### [Objective]
Reproduce the rows verbatim, from the first row through the line containing "Enumerate the UI", including both ends. Leave out the pictures.

### [Records for this exercise]
=-=-=-=-=
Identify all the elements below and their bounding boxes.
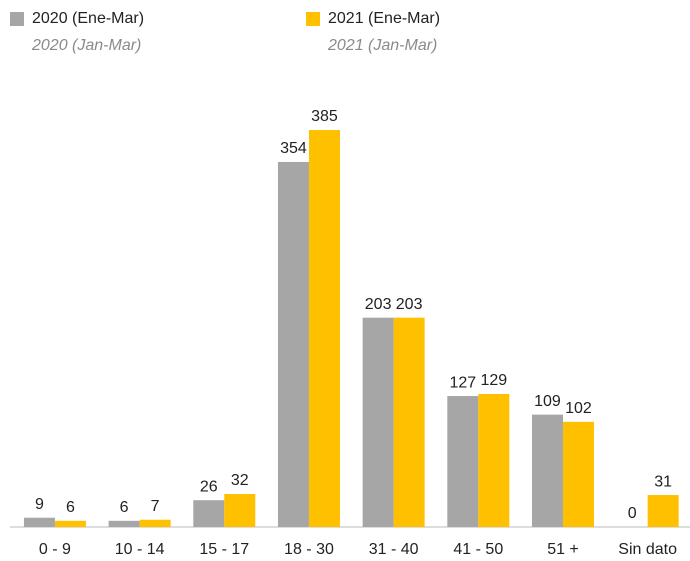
value-label: 26 bbox=[200, 478, 218, 495]
x-tick-label: 18 - 30 bbox=[284, 541, 334, 558]
bar bbox=[108, 520, 140, 527]
value-label: 102 bbox=[565, 400, 592, 417]
value-label: 0 bbox=[628, 505, 637, 522]
legend-label: 2020 (Ene-Mar) bbox=[32, 10, 144, 27]
value-label: 109 bbox=[534, 393, 561, 410]
bar bbox=[647, 495, 679, 527]
legend-swatch bbox=[306, 12, 320, 26]
value-label: 203 bbox=[365, 296, 392, 313]
x-tick-label: 41 - 50 bbox=[453, 541, 503, 558]
value-label: 129 bbox=[480, 372, 507, 389]
legend-sublabel: 2020 (Jan-Mar) bbox=[31, 37, 141, 54]
value-label: 9 bbox=[35, 496, 44, 513]
bar bbox=[308, 130, 340, 527]
bar bbox=[23, 517, 55, 527]
bar bbox=[139, 519, 171, 527]
bar bbox=[447, 396, 479, 527]
value-label: 31 bbox=[654, 473, 672, 490]
bar bbox=[362, 317, 394, 527]
value-label: 127 bbox=[449, 374, 476, 391]
x-tick-label: 51 + bbox=[547, 541, 579, 558]
bar bbox=[531, 414, 563, 527]
bar bbox=[193, 500, 225, 527]
x-tick-label: 15 - 17 bbox=[199, 541, 249, 558]
bar bbox=[277, 161, 309, 527]
value-label: 7 bbox=[151, 498, 160, 515]
value-label: 385 bbox=[311, 108, 338, 125]
value-label: 203 bbox=[396, 296, 423, 313]
legend-sublabel: 2021 (Jan-Mar) bbox=[327, 37, 437, 54]
legend-swatch bbox=[10, 12, 24, 26]
legend-label: 2021 (Ene-Mar) bbox=[328, 10, 440, 27]
x-tick-label: 31 - 40 bbox=[369, 541, 419, 558]
x-tick-label: Sin dato bbox=[618, 541, 677, 558]
bar bbox=[478, 393, 510, 527]
bar bbox=[562, 421, 594, 527]
value-label: 6 bbox=[120, 499, 129, 516]
value-label: 6 bbox=[66, 499, 75, 516]
bar bbox=[224, 494, 256, 527]
bar bbox=[393, 317, 425, 527]
x-tick-label: 10 - 14 bbox=[115, 541, 165, 558]
value-label: 354 bbox=[280, 140, 307, 157]
bar bbox=[54, 520, 86, 527]
x-tick-label: 0 - 9 bbox=[39, 541, 71, 558]
value-label: 32 bbox=[231, 472, 249, 489]
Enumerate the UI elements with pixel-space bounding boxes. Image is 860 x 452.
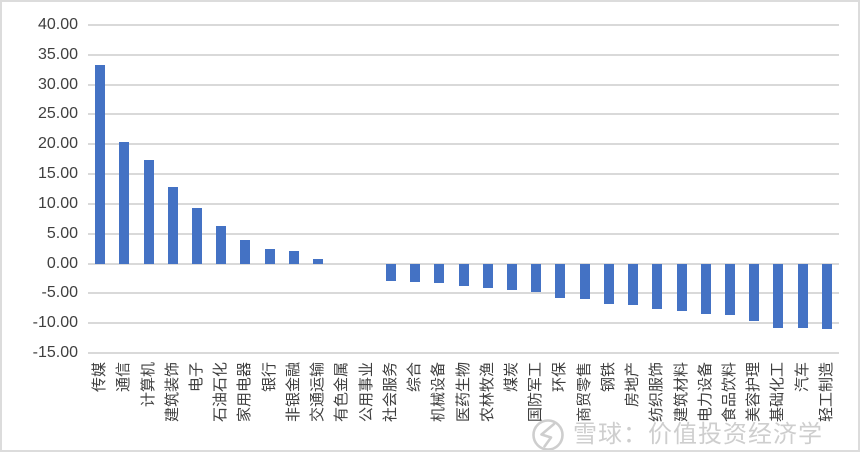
- category-label: 银行: [260, 362, 278, 393]
- category-label: 有色金属: [333, 362, 351, 423]
- y-tick-label: 15.00: [37, 165, 78, 183]
- y-gridline: [88, 53, 839, 56]
- category-label: 建筑装饰: [163, 362, 181, 423]
- snowball-icon: [532, 419, 564, 450]
- y-tick-label: 0.00: [46, 254, 78, 272]
- chart-bar: [531, 263, 542, 293]
- chart-bar: [506, 263, 517, 290]
- category-label: 通信: [115, 362, 133, 393]
- y-gridline: [88, 113, 839, 116]
- y-gridline: [88, 202, 839, 205]
- chart-bar: [167, 187, 178, 264]
- y-tick-label: 10.00: [37, 194, 78, 212]
- category-label: 农林牧渔: [478, 362, 496, 423]
- chart-bar: [95, 64, 106, 264]
- category-label: 家用电器: [236, 362, 254, 423]
- y-gridline: [88, 232, 839, 235]
- y-tick-label: 30.00: [37, 75, 78, 93]
- chart-bar: [821, 263, 832, 330]
- category-label: 机械设备: [430, 362, 448, 423]
- category-label: 传媒: [91, 362, 109, 393]
- y-tick-label: -15.00: [32, 344, 78, 361]
- chart-bar: [797, 263, 808, 328]
- chart-bar: [676, 263, 687, 312]
- chart-bar: [458, 263, 469, 287]
- chart-bar: [143, 159, 154, 264]
- chart-bar: [264, 249, 275, 264]
- chart-bar: [603, 263, 614, 305]
- chart-bar: [652, 263, 663, 309]
- y-gridline: [88, 173, 839, 176]
- y-tick-label: 25.00: [37, 105, 78, 123]
- chart-bar: [240, 239, 251, 264]
- chart-bar: [119, 141, 130, 264]
- category-label: 石油石化: [212, 362, 230, 423]
- y-gridline: [88, 83, 839, 86]
- chart-bar: [434, 263, 445, 283]
- category-label: 计算机: [139, 362, 157, 408]
- category-label: 医药生物: [454, 362, 472, 423]
- category-label: 非银金融: [284, 362, 302, 423]
- y-tick-label: 40.00: [37, 16, 78, 33]
- chart-bar: [700, 263, 711, 314]
- y-tick-label: -10.00: [32, 314, 78, 332]
- chart-bar: [192, 208, 203, 264]
- category-label: 交通运输: [309, 362, 327, 423]
- chart-bar: [410, 263, 421, 283]
- category-label: 综合: [406, 362, 424, 393]
- chart-bar: [724, 263, 735, 315]
- watermark: 雪球：价值投资经济学: [531, 418, 823, 450]
- y-tick-label: -5.00: [41, 284, 78, 302]
- category-label: 电子: [188, 362, 206, 393]
- category-label: 公用事业: [357, 362, 375, 423]
- chart-bar: [749, 263, 760, 322]
- category-label: 社会服务: [381, 362, 399, 423]
- y-tick-label: 5.00: [46, 224, 78, 242]
- y-gridline: [88, 352, 839, 354]
- chart-bar: [216, 225, 227, 264]
- chart-bar: [773, 263, 784, 328]
- chart-bar: [288, 251, 299, 264]
- y-tick-label: 35.00: [37, 45, 78, 63]
- chart-bar: [579, 263, 590, 300]
- chart-bar: [482, 263, 493, 288]
- watermark-text: 雪球：价值投资经济学: [573, 421, 823, 448]
- y-gridline: [88, 143, 839, 146]
- y-gridline: [88, 292, 839, 295]
- y-tick-label: 20.00: [37, 135, 78, 153]
- y-gridline: [88, 24, 839, 26]
- chart-bar: [628, 263, 639, 306]
- category-label: 煤炭: [502, 362, 520, 393]
- chart-bar: [385, 263, 396, 281]
- y-gridline: [88, 322, 839, 325]
- chart-bar: [555, 263, 566, 298]
- chart-bar: [313, 259, 324, 264]
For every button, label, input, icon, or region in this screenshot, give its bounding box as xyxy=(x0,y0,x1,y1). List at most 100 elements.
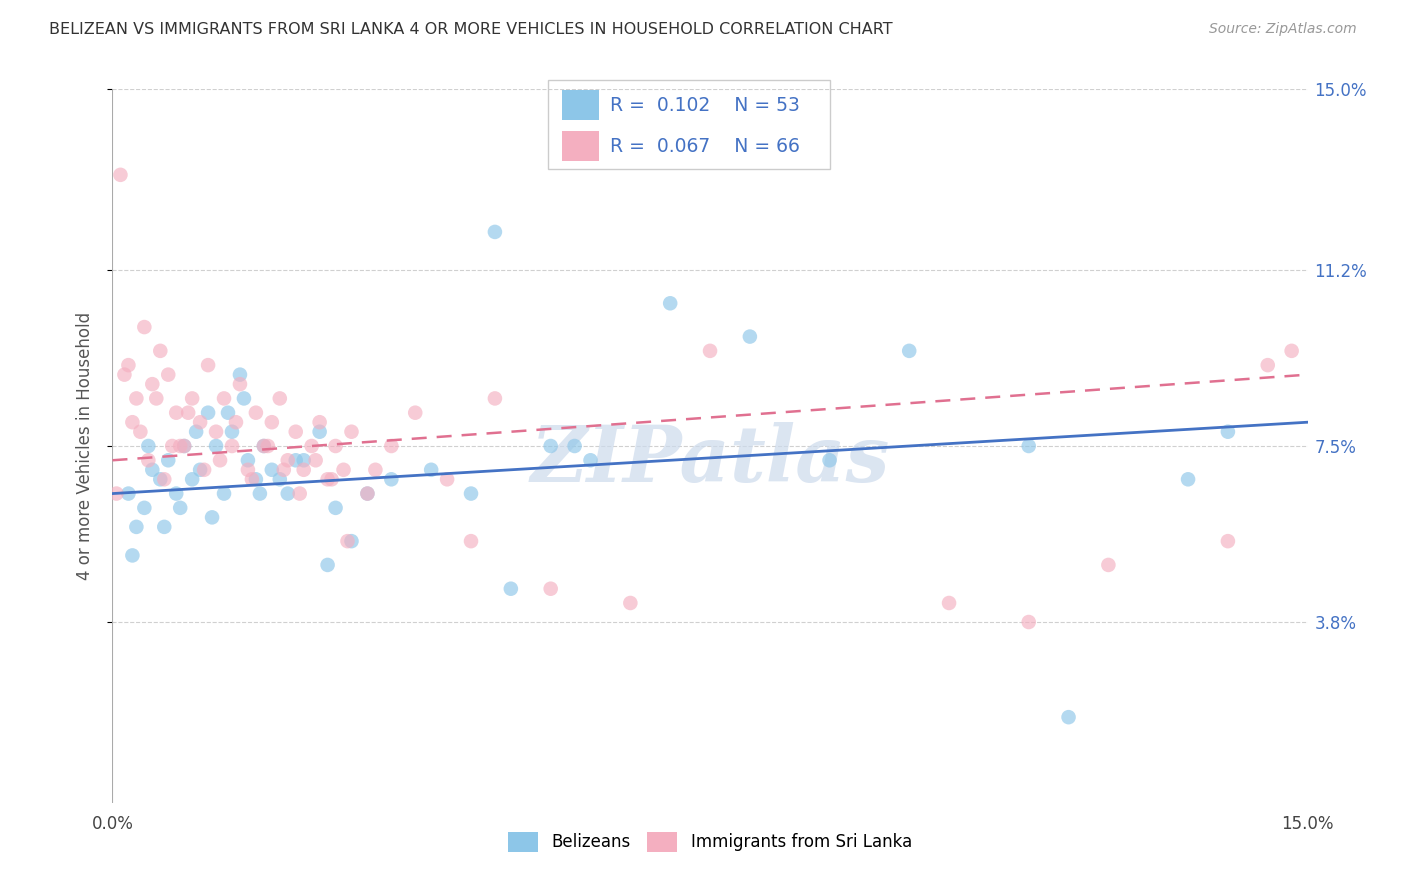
Point xyxy=(240,472,263,486)
Text: Source: ZipAtlas.com: Source: ZipAtlas.com xyxy=(1209,22,1357,37)
Point xyxy=(301,439,323,453)
Point xyxy=(659,296,682,310)
Point xyxy=(249,486,271,500)
Point xyxy=(188,463,211,477)
Point xyxy=(110,168,132,182)
Point xyxy=(540,582,562,596)
Point xyxy=(145,392,167,406)
Point xyxy=(460,486,482,500)
Point xyxy=(157,453,180,467)
Point xyxy=(117,486,139,500)
Point xyxy=(138,439,160,453)
Point xyxy=(212,486,235,500)
Point xyxy=(436,472,458,486)
Point xyxy=(699,343,721,358)
Point xyxy=(165,406,187,420)
Point xyxy=(288,486,311,500)
Point xyxy=(141,377,163,392)
Point xyxy=(134,320,156,334)
Point xyxy=(316,558,339,572)
Point xyxy=(260,463,283,477)
Point xyxy=(1216,534,1239,549)
Point xyxy=(225,415,247,429)
Point xyxy=(564,439,586,453)
Point xyxy=(157,368,180,382)
Point xyxy=(938,596,960,610)
Point xyxy=(138,453,160,467)
Point xyxy=(308,415,330,429)
Point xyxy=(321,472,343,486)
Point xyxy=(284,453,307,467)
Point xyxy=(169,439,191,453)
Point xyxy=(356,486,378,500)
Point xyxy=(356,486,378,500)
Text: ZIPatlas: ZIPatlas xyxy=(530,422,890,499)
Point xyxy=(340,534,363,549)
Point xyxy=(229,368,252,382)
Point xyxy=(221,425,243,439)
Point xyxy=(149,343,172,358)
Point xyxy=(188,415,211,429)
Point xyxy=(292,463,315,477)
Point xyxy=(579,453,602,467)
Point xyxy=(141,463,163,477)
Point xyxy=(236,463,259,477)
Point xyxy=(236,453,259,467)
Point xyxy=(420,463,443,477)
Point xyxy=(818,453,841,467)
Point xyxy=(484,225,506,239)
Point xyxy=(257,439,280,453)
Point xyxy=(273,463,295,477)
Point xyxy=(125,520,148,534)
Point xyxy=(212,392,235,406)
Point xyxy=(404,406,426,420)
Point xyxy=(253,439,276,453)
Point xyxy=(277,453,299,467)
Point xyxy=(1057,710,1080,724)
Point xyxy=(181,392,204,406)
Point xyxy=(316,472,339,486)
Text: BELIZEAN VS IMMIGRANTS FROM SRI LANKA 4 OR MORE VEHICLES IN HOUSEHOLD CORRELATIO: BELIZEAN VS IMMIGRANTS FROM SRI LANKA 4 … xyxy=(49,22,893,37)
Point xyxy=(134,500,156,515)
Point xyxy=(193,463,215,477)
Point xyxy=(217,406,239,420)
Point xyxy=(380,472,402,486)
Point xyxy=(1257,358,1279,372)
Point xyxy=(1018,615,1040,629)
Point xyxy=(260,415,283,429)
Point xyxy=(114,368,135,382)
Point xyxy=(269,392,291,406)
Point xyxy=(205,439,228,453)
Point xyxy=(173,439,195,453)
Legend: Belizeans, Immigrants from Sri Lanka: Belizeans, Immigrants from Sri Lanka xyxy=(502,825,918,859)
Point xyxy=(121,549,143,563)
Point xyxy=(125,392,148,406)
Point xyxy=(898,343,921,358)
Point xyxy=(308,425,330,439)
Point xyxy=(169,500,191,515)
Point xyxy=(1281,343,1303,358)
Point xyxy=(129,425,152,439)
Point xyxy=(305,453,328,467)
Point xyxy=(269,472,291,486)
Point xyxy=(340,425,363,439)
Point xyxy=(277,486,299,500)
Point xyxy=(284,425,307,439)
Point xyxy=(540,439,562,453)
Point xyxy=(149,472,172,486)
Y-axis label: 4 or more Vehicles in Household: 4 or more Vehicles in Household xyxy=(76,312,94,580)
Point xyxy=(105,486,128,500)
Bar xyxy=(562,131,599,161)
Point xyxy=(153,472,176,486)
Point xyxy=(460,534,482,549)
Point xyxy=(484,392,506,406)
Point xyxy=(336,534,359,549)
Point xyxy=(165,486,187,500)
Point xyxy=(201,510,224,524)
Point xyxy=(1177,472,1199,486)
Point xyxy=(221,439,243,453)
Point xyxy=(233,392,256,406)
Point xyxy=(1216,425,1239,439)
Point xyxy=(209,453,232,467)
Point xyxy=(292,453,315,467)
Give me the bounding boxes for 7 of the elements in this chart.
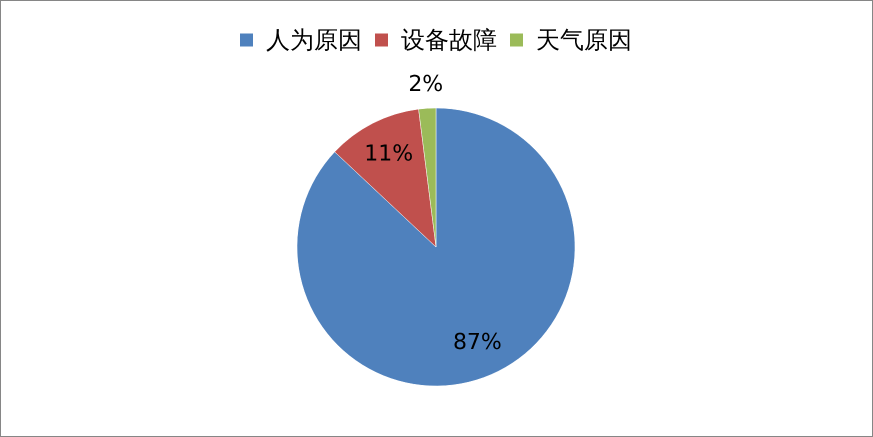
=-=-=-=-=
### [Solution to this exercise]
Identify all the elements below and their bounding boxes.
value-label: 26 bbox=[200, 478, 218, 495]
x-tick-label: 18 - 30 bbox=[284, 541, 334, 558]
bar bbox=[108, 520, 140, 527]
value-label: 102 bbox=[565, 400, 592, 417]
value-label: 0 bbox=[628, 505, 637, 522]
legend-label: 2020 (Ene-Mar) bbox=[32, 10, 144, 27]
value-label: 109 bbox=[534, 393, 561, 410]
bar bbox=[647, 495, 679, 527]
legend-swatch bbox=[306, 12, 320, 26]
value-label: 203 bbox=[365, 296, 392, 313]
x-tick-label: 41 - 50 bbox=[453, 541, 503, 558]
value-label: 129 bbox=[480, 372, 507, 389]
legend-sublabel: 2020 (Jan-Mar) bbox=[31, 37, 141, 54]
value-label: 9 bbox=[35, 496, 44, 513]
bar bbox=[308, 130, 340, 527]
bar bbox=[23, 517, 55, 527]
bar bbox=[139, 519, 171, 527]
bar bbox=[447, 396, 479, 527]
value-label: 31 bbox=[654, 473, 672, 490]
bar bbox=[362, 317, 394, 527]
value-label: 127 bbox=[449, 374, 476, 391]
x-tick-label: 51 + bbox=[547, 541, 579, 558]
bar bbox=[531, 414, 563, 527]
bar bbox=[193, 500, 225, 527]
x-tick-label: 15 - 17 bbox=[199, 541, 249, 558]
bar bbox=[277, 161, 309, 527]
value-label: 7 bbox=[151, 498, 160, 515]
value-label: 385 bbox=[311, 108, 338, 125]
value-label: 203 bbox=[396, 296, 423, 313]
legend-sublabel: 2021 (Jan-Mar) bbox=[327, 37, 437, 54]
legend-swatch bbox=[10, 12, 24, 26]
legend-label: 2021 (Ene-Mar) bbox=[328, 10, 440, 27]
x-tick-label: 31 - 40 bbox=[369, 541, 419, 558]
x-tick-label: Sin dato bbox=[618, 541, 677, 558]
bar bbox=[478, 393, 510, 527]
bar bbox=[562, 421, 594, 527]
value-label: 6 bbox=[120, 499, 129, 516]
value-label: 6 bbox=[66, 499, 75, 516]
bar bbox=[224, 494, 256, 527]
bar bbox=[393, 317, 425, 527]
x-tick-label: 10 - 14 bbox=[115, 541, 165, 558]
value-label: 354 bbox=[280, 140, 307, 157]
bar bbox=[54, 520, 86, 527]
x-tick-label: 0 - 9 bbox=[39, 541, 71, 558]
value-label: 32 bbox=[231, 472, 249, 489]
Enumerate the UI elements with pixel-space bounding boxes. Image is 860 x 452.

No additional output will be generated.